## What is being asked:
Scan the material and copy every line in which "true" appears.

## Stored data:
—————

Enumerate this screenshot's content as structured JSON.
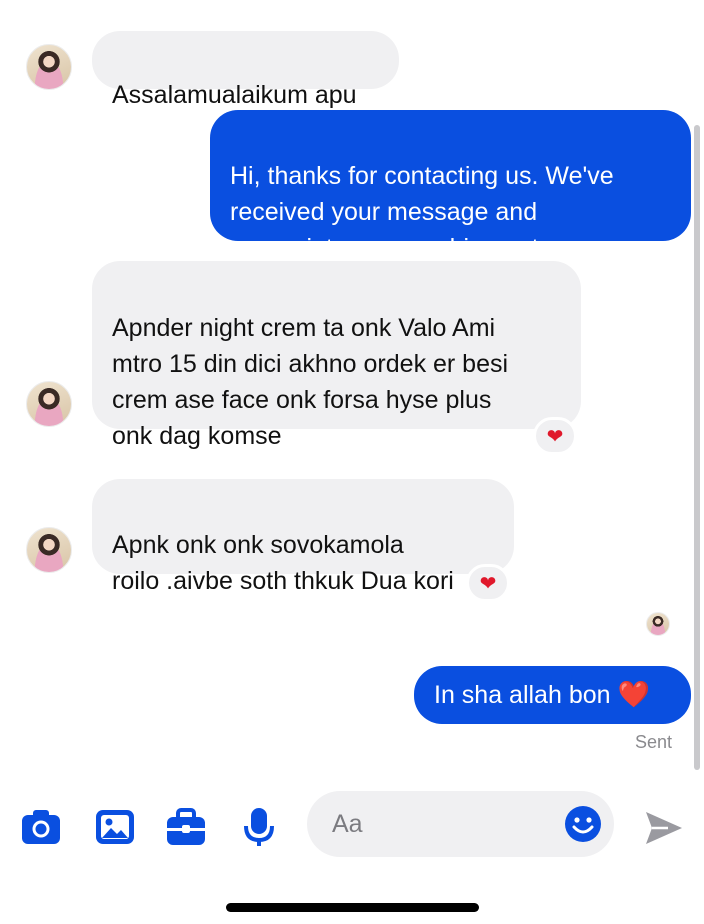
{
  "messages": [
    {
      "side": "in",
      "text": "Assalamualaikum apu"
    },
    {
      "side": "out",
      "text": "Hi, thanks for contacting us. We've\nreceived your message and\nappreciate you reaching out."
    },
    {
      "side": "in",
      "text": "Apnder night crem ta onk Valo Ami\nmtro 15 din dici akhno ordek er besi\ncrem ase face onk forsa hyse plus\nonk dag komse",
      "reaction": "❤"
    },
    {
      "side": "in",
      "text": "Apnk onk onk sovokamola\nroilo .aivbe soth thkuk Dua kori",
      "reaction": "❤"
    },
    {
      "side": "out",
      "text": "In sha allah bon ",
      "emoji": "❤️"
    }
  ],
  "status": {
    "sent": "Sent"
  },
  "composer": {
    "placeholder": "Aa"
  },
  "toolbar": {
    "icons": [
      "camera-icon",
      "photo-icon",
      "briefcase-icon",
      "microphone-icon",
      "emoji-icon",
      "send-icon"
    ]
  },
  "colors": {
    "accent": "#0a4fe0",
    "incoming_bubble": "#f0f0f2",
    "heart": "#e0182b",
    "send_icon": "#9a9aa0"
  }
}
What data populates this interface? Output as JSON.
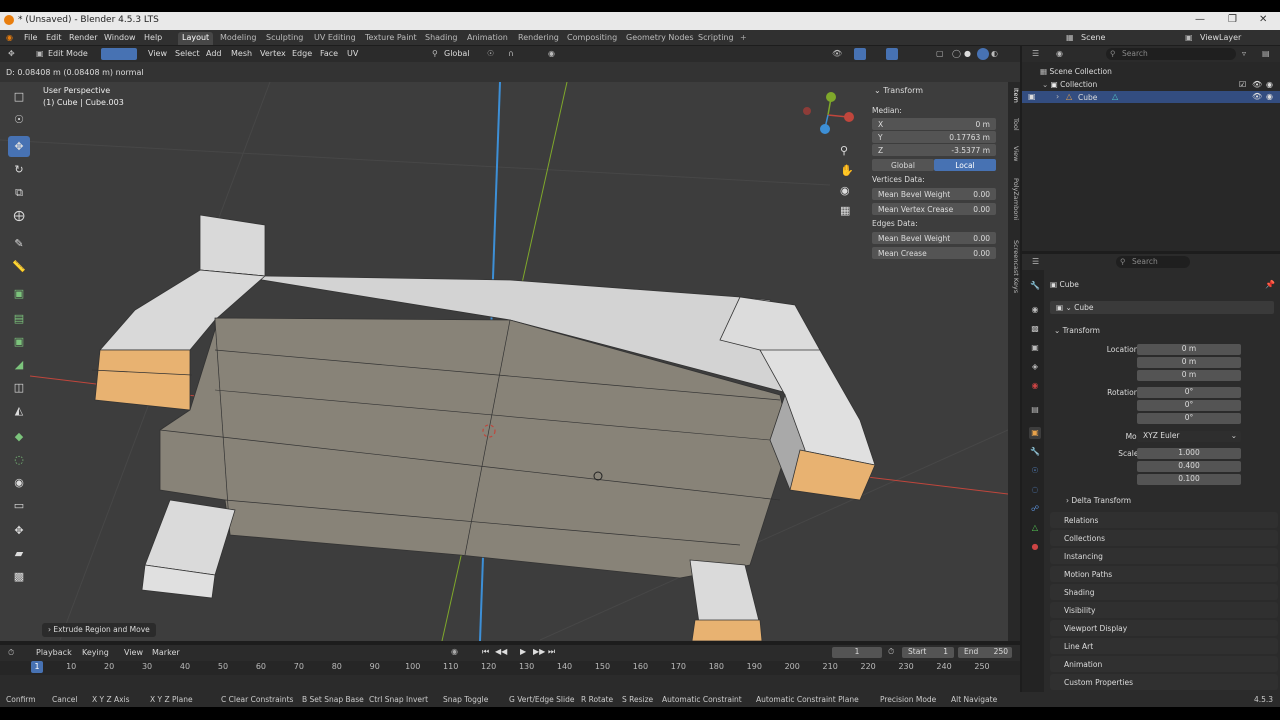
{
  "window": {
    "title": "* (Unsaved) - Blender 4.5.3 LTS"
  },
  "topbar": {
    "menus": [
      "File",
      "Edit",
      "Render",
      "Window",
      "Help"
    ],
    "workspaces": [
      "Layout",
      "Modeling",
      "Sculpting",
      "UV Editing",
      "Texture Paint",
      "Shading",
      "Animation",
      "Rendering",
      "Compositing",
      "Geometry Nodes",
      "Scripting"
    ],
    "active_workspace": "Layout",
    "scene": "Scene",
    "view_layer": "ViewLayer",
    "add_tab": "+"
  },
  "viewport_header": {
    "mode": "Edit Mode",
    "menus": [
      "View",
      "Select",
      "Add",
      "Mesh",
      "Vertex",
      "Edge",
      "Face",
      "UV"
    ],
    "orientation": "Global"
  },
  "operator_status": "D: 0.08408 m (0.08408 m) normal",
  "viewport": {
    "perspective": "User Perspective",
    "object_info": "(1) Cube | Cube.003",
    "last_operator": "Extrude Region and Move",
    "colors": {
      "bg": "#3d3d3d",
      "face_top": "#d6d6d6",
      "face_side": "#8a857c",
      "selected": "#e8b271",
      "x_axis": "#c0463c",
      "y_axis": "#7fa82b",
      "z_axis": "#3d8fd6"
    }
  },
  "transform_panel": {
    "title": "Transform",
    "median_label": "Median:",
    "x_label": "X",
    "x": "0 m",
    "y_label": "Y",
    "y": "0.17763 m",
    "z_label": "Z",
    "z": "-3.5377 m",
    "global": "Global",
    "local": "Local",
    "vertices_label": "Vertices Data:",
    "v_bevel_label": "Mean Bevel Weight",
    "v_bevel": "0.00",
    "v_crease_label": "Mean Vertex Crease",
    "v_crease": "0.00",
    "edges_label": "Edges Data:",
    "e_bevel_label": "Mean Bevel Weight",
    "e_bevel": "0.00",
    "e_crease_label": "Mean Crease",
    "e_crease": "0.00"
  },
  "sidebar_tabs": [
    "Item",
    "Tool",
    "View",
    "PolyZamboni",
    "Screencast Keys"
  ],
  "outliner": {
    "search_placeholder": "Search",
    "scene_collection": "Scene Collection",
    "collection": "Collection",
    "object": "Cube"
  },
  "properties": {
    "search_placeholder": "Search",
    "object_name": "Cube",
    "data_name": "Cube",
    "transform_header": "Transform",
    "location_x_label": "Location X",
    "location_x": "0 m",
    "location_y_label": "Y",
    "location_y": "0 m",
    "location_z_label": "Z",
    "location_z": "0 m",
    "rotation_x_label": "Rotation X",
    "rotation_x": "0°",
    "rotation_y_label": "Y",
    "rotation_y": "0°",
    "rotation_z_label": "Z",
    "rotation_z": "0°",
    "mode_label": "Mode",
    "mode": "XYZ Euler",
    "scale_x_label": "Scale X",
    "scale_x": "1.000",
    "scale_y_label": "Y",
    "scale_y": "0.400",
    "scale_z_label": "Z",
    "scale_z": "0.100",
    "delta_transform": "Delta Transform",
    "panels": [
      "Relations",
      "Collections",
      "Instancing",
      "Motion Paths",
      "Shading",
      "Visibility",
      "Viewport Display",
      "Line Art",
      "Animation",
      "Custom Properties"
    ]
  },
  "timeline": {
    "menus": [
      "Playback",
      "Keying",
      "View",
      "Marker"
    ],
    "current_frame": "1",
    "start_label": "Start",
    "start": "1",
    "end_label": "End",
    "end": "250",
    "ticks": [
      "1",
      "10",
      "20",
      "30",
      "40",
      "50",
      "60",
      "70",
      "80",
      "90",
      "100",
      "110",
      "120",
      "130",
      "140",
      "150",
      "160",
      "170",
      "180",
      "190",
      "200",
      "210",
      "220",
      "230",
      "240",
      "250"
    ]
  },
  "statusbar": {
    "items": [
      "Confirm",
      "Cancel",
      "X Y Z Axis",
      "X Y Z Plane",
      "C Clear Constraints",
      "B Set Snap Base",
      "Ctrl Snap Invert",
      "Snap Toggle",
      "G Vert/Edge Slide",
      "R Rotate",
      "S Resize",
      "Automatic Constraint",
      "Automatic Constraint Plane",
      "Precision Mode",
      "Alt Navigate"
    ],
    "version": "4.5.3"
  }
}
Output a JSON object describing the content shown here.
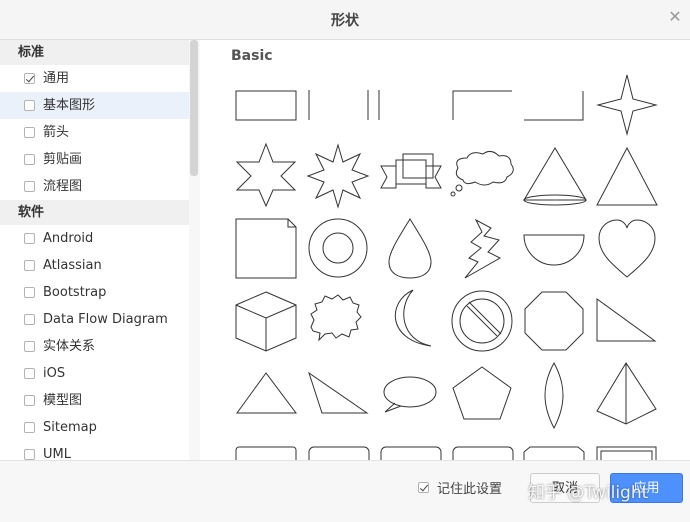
{
  "dialog": {
    "title": "形状",
    "close_icon": "close-icon"
  },
  "sidebar": {
    "sections": [
      {
        "heading": "标准",
        "items": [
          {
            "label": "通用",
            "checked": true
          },
          {
            "label": "基本图形",
            "checked": false,
            "active": true
          },
          {
            "label": "箭头",
            "checked": false
          },
          {
            "label": "剪贴画",
            "checked": false
          },
          {
            "label": "流程图",
            "checked": false
          }
        ]
      },
      {
        "heading": "软件",
        "items": [
          {
            "label": "Android",
            "checked": false
          },
          {
            "label": "Atlassian",
            "checked": false
          },
          {
            "label": "Bootstrap",
            "checked": false
          },
          {
            "label": "Data Flow Diagram",
            "checked": false
          },
          {
            "label": "实体关系",
            "checked": false
          },
          {
            "label": "iOS",
            "checked": false
          },
          {
            "label": "模型图",
            "checked": false
          },
          {
            "label": "Sitemap",
            "checked": false
          },
          {
            "label": "UML",
            "checked": false
          }
        ]
      }
    ]
  },
  "content": {
    "category_title": "Basic"
  },
  "footer": {
    "remember_label": "记住此设置",
    "remember_checked": true,
    "cancel_label": "取消",
    "apply_label": "应用",
    "watermark": "知乎 @Twilight"
  },
  "colors": {
    "accent": "#4d90fe",
    "active_row": "#eaf1fb",
    "stroke": "#333333"
  }
}
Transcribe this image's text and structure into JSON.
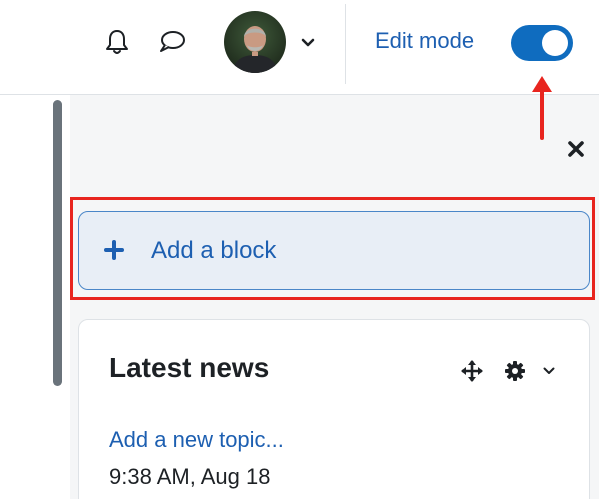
{
  "navbar": {
    "notifications_icon": "bell-icon",
    "messages_icon": "speech-bubble-icon",
    "user_menu_icon": "chevron-down-icon",
    "edit_mode_label": "Edit mode",
    "edit_mode_on": true
  },
  "drawer": {
    "close_icon": "close-icon",
    "add_block": {
      "label": "Add a block",
      "icon": "plus-icon"
    },
    "latest_news": {
      "title": "Latest news",
      "tool_icons": [
        "move-icon",
        "gear-icon",
        "chevron-down-icon"
      ],
      "link": "Add a new topic...",
      "date": "9:38 AM, Aug 18"
    }
  },
  "colors": {
    "link": "#1d5fb1",
    "toggle": "#0f6cbf",
    "annotation": "#e8251f",
    "drawer_bg": "#f5f6f7",
    "add_block_bg": "#e8eef6"
  }
}
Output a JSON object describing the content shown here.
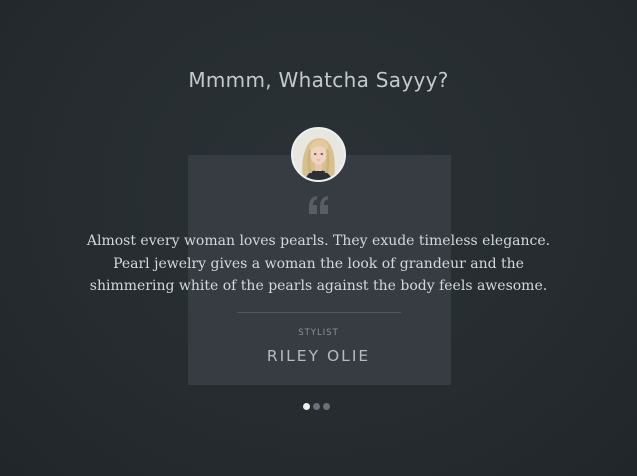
{
  "section": {
    "title": "Mmmm, Whatcha Sayyy?"
  },
  "testimonial": {
    "quote_icon": "quote-left-icon",
    "quote_lines": [
      "Almost every woman loves pearls. They exude timeless elegance.",
      "Pearl jewelry gives a woman the look of grandeur and the",
      "shimmering white of the pearls against the body feels awesome."
    ],
    "role": "STYLIST",
    "name": "RILEY OLIE"
  },
  "pagination": {
    "count": 3,
    "active_index": 0
  },
  "colors": {
    "background": "#262c30",
    "card": "#363c41",
    "title": "#c4c9cc",
    "quote_text": "#d4d8da",
    "dot_active": "#eef0f1",
    "dot_inactive": "#6b7176"
  }
}
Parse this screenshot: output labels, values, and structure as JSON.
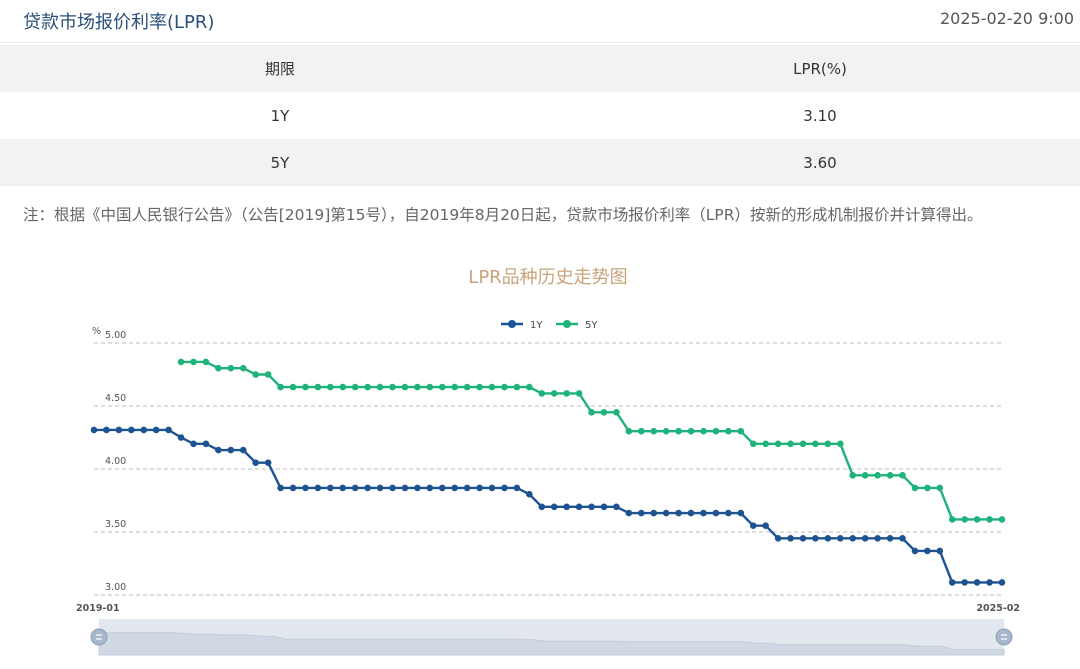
{
  "header": {
    "title": "贷款市场报价利率(LPR)",
    "date": "2025-02-20 9:00"
  },
  "table": {
    "columns": [
      "期限",
      "LPR(%)"
    ],
    "rows": [
      {
        "term": "1Y",
        "value": "3.10"
      },
      {
        "term": "5Y",
        "value": "3.60"
      }
    ]
  },
  "note": "注：根据《中国人民银行公告》（公告[2019]第15号），自2019年8月20日起，贷款市场报价利率（LPR）按新的形成机制报价并计算得出。",
  "chart_data": {
    "type": "line",
    "title": "LPR品种历史走势图",
    "ylabel": "%",
    "ylim": [
      3.0,
      5.0
    ],
    "yticks": [
      "5.00",
      "4.50",
      "4.00",
      "3.50",
      "3.00"
    ],
    "x_start_label": "2019-01",
    "x_end_label": "2025-02",
    "legend_position": "top-center",
    "grid": true,
    "series": [
      {
        "name": "1Y",
        "color": "#1d5390",
        "values": [
          4.31,
          4.31,
          4.31,
          4.31,
          4.31,
          4.31,
          4.31,
          4.25,
          4.2,
          4.2,
          4.15,
          4.15,
          4.15,
          4.05,
          4.05,
          3.85,
          3.85,
          3.85,
          3.85,
          3.85,
          3.85,
          3.85,
          3.85,
          3.85,
          3.85,
          3.85,
          3.85,
          3.85,
          3.85,
          3.85,
          3.85,
          3.85,
          3.85,
          3.85,
          3.85,
          3.8,
          3.7,
          3.7,
          3.7,
          3.7,
          3.7,
          3.7,
          3.7,
          3.65,
          3.65,
          3.65,
          3.65,
          3.65,
          3.65,
          3.65,
          3.65,
          3.65,
          3.65,
          3.55,
          3.55,
          3.45,
          3.45,
          3.45,
          3.45,
          3.45,
          3.45,
          3.45,
          3.45,
          3.45,
          3.45,
          3.45,
          3.35,
          3.35,
          3.35,
          3.1,
          3.1,
          3.1,
          3.1,
          3.1
        ]
      },
      {
        "name": "5Y",
        "color": "#1fb27a",
        "start_index": 7,
        "values": [
          4.85,
          4.85,
          4.85,
          4.8,
          4.8,
          4.8,
          4.75,
          4.75,
          4.65,
          4.65,
          4.65,
          4.65,
          4.65,
          4.65,
          4.65,
          4.65,
          4.65,
          4.65,
          4.65,
          4.65,
          4.65,
          4.65,
          4.65,
          4.65,
          4.65,
          4.65,
          4.65,
          4.65,
          4.65,
          4.6,
          4.6,
          4.6,
          4.6,
          4.45,
          4.45,
          4.45,
          4.3,
          4.3,
          4.3,
          4.3,
          4.3,
          4.3,
          4.3,
          4.3,
          4.3,
          4.3,
          4.2,
          4.2,
          4.2,
          4.2,
          4.2,
          4.2,
          4.2,
          4.2,
          3.95,
          3.95,
          3.95,
          3.95,
          3.95,
          3.85,
          3.85,
          3.85,
          3.6,
          3.6,
          3.6,
          3.6,
          3.6
        ]
      }
    ]
  }
}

—————

## Answer to this exercise:
            "checked": true
            "active": true
    "remember_checked": true,
    "edit_mode_on": true
    "grid": true,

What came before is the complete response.